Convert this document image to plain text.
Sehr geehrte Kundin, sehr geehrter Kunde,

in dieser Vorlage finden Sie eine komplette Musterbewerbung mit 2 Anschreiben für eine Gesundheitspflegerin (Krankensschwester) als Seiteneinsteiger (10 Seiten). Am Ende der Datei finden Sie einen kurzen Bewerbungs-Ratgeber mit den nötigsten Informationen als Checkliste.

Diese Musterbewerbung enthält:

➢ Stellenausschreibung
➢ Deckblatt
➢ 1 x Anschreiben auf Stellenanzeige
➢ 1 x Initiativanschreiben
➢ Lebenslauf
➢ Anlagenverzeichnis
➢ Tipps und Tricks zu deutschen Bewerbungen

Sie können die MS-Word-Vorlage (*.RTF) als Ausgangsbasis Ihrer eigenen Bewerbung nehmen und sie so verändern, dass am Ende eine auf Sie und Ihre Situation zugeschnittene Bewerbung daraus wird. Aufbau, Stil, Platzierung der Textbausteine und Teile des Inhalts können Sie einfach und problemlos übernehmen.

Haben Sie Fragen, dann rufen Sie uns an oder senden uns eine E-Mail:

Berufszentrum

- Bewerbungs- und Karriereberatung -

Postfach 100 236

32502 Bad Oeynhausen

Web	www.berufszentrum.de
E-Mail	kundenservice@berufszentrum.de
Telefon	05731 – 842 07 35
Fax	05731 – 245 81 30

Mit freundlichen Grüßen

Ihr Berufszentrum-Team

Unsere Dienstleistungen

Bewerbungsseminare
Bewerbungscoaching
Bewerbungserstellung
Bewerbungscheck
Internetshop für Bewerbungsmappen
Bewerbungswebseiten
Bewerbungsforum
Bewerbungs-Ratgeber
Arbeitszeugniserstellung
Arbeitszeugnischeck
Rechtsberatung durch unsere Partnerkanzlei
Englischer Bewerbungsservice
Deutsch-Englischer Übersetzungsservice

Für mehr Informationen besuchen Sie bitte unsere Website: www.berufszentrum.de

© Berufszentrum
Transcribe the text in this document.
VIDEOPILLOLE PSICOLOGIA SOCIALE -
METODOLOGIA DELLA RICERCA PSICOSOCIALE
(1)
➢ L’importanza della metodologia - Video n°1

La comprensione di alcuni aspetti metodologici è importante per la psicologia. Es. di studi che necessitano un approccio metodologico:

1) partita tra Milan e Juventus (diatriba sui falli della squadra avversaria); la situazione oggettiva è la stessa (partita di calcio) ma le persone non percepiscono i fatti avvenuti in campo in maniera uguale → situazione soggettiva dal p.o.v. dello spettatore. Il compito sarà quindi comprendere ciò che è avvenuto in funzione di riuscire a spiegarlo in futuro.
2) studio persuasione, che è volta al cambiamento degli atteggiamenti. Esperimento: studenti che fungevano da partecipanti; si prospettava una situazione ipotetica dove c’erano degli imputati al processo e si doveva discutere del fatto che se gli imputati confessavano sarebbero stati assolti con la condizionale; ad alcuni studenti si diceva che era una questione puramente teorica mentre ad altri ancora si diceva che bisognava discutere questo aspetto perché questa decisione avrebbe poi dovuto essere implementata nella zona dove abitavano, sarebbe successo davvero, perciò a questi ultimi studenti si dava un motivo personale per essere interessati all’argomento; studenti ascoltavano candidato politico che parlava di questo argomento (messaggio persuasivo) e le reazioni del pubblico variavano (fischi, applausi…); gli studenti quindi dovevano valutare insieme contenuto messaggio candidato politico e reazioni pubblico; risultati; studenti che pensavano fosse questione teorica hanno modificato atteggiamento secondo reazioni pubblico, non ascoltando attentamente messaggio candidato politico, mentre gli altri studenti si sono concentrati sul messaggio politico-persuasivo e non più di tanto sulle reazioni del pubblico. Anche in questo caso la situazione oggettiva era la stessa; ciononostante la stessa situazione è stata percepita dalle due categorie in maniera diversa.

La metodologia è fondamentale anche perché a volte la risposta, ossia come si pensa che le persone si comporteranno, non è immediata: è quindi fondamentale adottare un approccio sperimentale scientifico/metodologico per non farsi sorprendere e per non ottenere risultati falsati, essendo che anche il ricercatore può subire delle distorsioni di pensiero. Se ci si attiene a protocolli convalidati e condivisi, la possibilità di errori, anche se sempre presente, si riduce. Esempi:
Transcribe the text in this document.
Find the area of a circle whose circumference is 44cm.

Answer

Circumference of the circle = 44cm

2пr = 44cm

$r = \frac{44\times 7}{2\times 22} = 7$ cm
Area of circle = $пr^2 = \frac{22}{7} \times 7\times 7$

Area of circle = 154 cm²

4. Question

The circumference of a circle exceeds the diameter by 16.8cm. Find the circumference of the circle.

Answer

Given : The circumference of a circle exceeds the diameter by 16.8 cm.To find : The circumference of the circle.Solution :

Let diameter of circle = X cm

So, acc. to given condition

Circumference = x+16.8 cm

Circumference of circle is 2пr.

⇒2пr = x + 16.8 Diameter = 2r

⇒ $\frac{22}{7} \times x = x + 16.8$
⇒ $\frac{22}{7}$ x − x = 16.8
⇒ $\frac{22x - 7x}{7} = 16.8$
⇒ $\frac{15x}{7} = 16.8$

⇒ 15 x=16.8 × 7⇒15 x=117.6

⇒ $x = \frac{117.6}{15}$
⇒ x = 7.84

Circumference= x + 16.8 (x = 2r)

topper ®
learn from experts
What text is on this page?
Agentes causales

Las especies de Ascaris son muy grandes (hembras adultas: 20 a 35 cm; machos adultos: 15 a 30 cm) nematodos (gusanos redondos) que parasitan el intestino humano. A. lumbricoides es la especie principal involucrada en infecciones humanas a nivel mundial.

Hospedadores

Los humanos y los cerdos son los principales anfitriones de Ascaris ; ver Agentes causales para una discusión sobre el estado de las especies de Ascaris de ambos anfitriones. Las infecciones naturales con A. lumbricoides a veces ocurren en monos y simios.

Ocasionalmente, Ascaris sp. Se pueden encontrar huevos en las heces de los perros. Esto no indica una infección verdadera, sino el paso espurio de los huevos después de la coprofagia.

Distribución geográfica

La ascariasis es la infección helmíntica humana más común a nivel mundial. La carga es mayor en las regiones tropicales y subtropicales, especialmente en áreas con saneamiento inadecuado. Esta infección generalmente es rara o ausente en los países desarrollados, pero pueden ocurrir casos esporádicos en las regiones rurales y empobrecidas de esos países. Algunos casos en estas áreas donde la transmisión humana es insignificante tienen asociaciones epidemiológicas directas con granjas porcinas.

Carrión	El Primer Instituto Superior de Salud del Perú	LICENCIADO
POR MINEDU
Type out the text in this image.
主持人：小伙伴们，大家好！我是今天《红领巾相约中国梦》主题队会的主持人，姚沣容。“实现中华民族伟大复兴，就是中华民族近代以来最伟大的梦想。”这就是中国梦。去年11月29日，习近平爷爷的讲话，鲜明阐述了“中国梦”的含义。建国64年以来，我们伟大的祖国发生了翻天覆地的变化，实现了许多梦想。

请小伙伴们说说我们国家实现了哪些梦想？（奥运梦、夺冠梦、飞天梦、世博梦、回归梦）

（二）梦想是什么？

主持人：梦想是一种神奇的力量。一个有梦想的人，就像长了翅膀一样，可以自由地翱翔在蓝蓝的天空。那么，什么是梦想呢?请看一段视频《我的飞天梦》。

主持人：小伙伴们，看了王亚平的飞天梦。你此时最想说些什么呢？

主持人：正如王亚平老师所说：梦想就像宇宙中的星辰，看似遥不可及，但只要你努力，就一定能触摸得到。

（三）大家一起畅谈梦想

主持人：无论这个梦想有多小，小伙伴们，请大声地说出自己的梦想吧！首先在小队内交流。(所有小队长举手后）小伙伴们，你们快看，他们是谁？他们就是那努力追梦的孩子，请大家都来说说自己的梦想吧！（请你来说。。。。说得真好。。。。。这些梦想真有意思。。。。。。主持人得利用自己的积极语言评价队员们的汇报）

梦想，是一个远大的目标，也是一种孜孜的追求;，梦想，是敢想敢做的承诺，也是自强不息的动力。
- - - - -
* [What the exercise asks]
Repeat, without changes, every line from the one that contains "What text is on this page?" through the final line of the data.

* [Response below]
What text is on this page?
Agentes causales

Las especies de Ascaris son muy grandes (hembras adultas: 20 a 35 cm; machos adultos: 15 a 30 cm) nematodos (gusanos redondos) que parasitan el intestino humano. A. lumbricoides es la especie principal involucrada en infecciones humanas a nivel mundial.

Hospedadores

Los humanos y los cerdos son los principales anfitriones de Ascaris ; ver Agentes causales para una discusión sobre el estado de las especies de Ascaris de ambos anfitriones. Las infecciones naturales con A. lumbricoides a veces ocurren en monos y simios.

Ocasionalmente, Ascaris sp. Se pueden encontrar huevos en las heces de los perros. Esto no indica una infección verdadera, sino el paso espurio de los huevos después de la coprofagia.

Distribución geográfica

La ascariasis es la infección helmíntica humana más común a nivel mundial. La carga es mayor en las regiones tropicales y subtropicales, especialmente en áreas con saneamiento inadecuado. Esta infección generalmente es rara o ausente en los países desarrollados, pero pueden ocurrir casos esporádicos en las regiones rurales y empobrecidas de esos países. Algunos casos en estas áreas donde la transmisión humana es insignificante tienen asociaciones epidemiológicas directas con granjas porcinas.

Carrión	El Primer Instituto Superior de Salud del Perú	LICENCIADO
POR MINEDU
Type out the text in this image.
主持人：小伙伴们，大家好！我是今天《红领巾相约中国梦》主题队会的主持人，姚沣容。“实现中华民族伟大复兴，就是中华民族近代以来最伟大的梦想。”这就是中国梦。去年11月29日，习近平爷爷的讲话，鲜明阐述了“中国梦”的含义。建国64年以来，我们伟大的祖国发生了翻天覆地的变化，实现了许多梦想。

请小伙伴们说说我们国家实现了哪些梦想？（奥运梦、夺冠梦、飞天梦、世博梦、回归梦）

（二）梦想是什么？

主持人：梦想是一种神奇的力量。一个有梦想的人，就像长了翅膀一样，可以自由地翱翔在蓝蓝的天空。那么，什么是梦想呢?请看一段视频《我的飞天梦》。

主持人：小伙伴们，看了王亚平的飞天梦。你此时最想说些什么呢？

主持人：正如王亚平老师所说：梦想就像宇宙中的星辰，看似遥不可及，但只要你努力，就一定能触摸得到。

（三）大家一起畅谈梦想

主持人：无论这个梦想有多小，小伙伴们，请大声地说出自己的梦想吧！首先在小队内交流。(所有小队长举手后）小伙伴们，你们快看，他们是谁？他们就是那努力追梦的孩子，请大家都来说说自己的梦想吧！（请你来说。。。。说得真好。。。。。这些梦想真有意思。。。。。。主持人得利用自己的积极语言评价队员们的汇报）

梦想，是一个远大的目标，也是一种孜孜的追求;，梦想，是敢想敢做的承诺，也是自强不息的动力。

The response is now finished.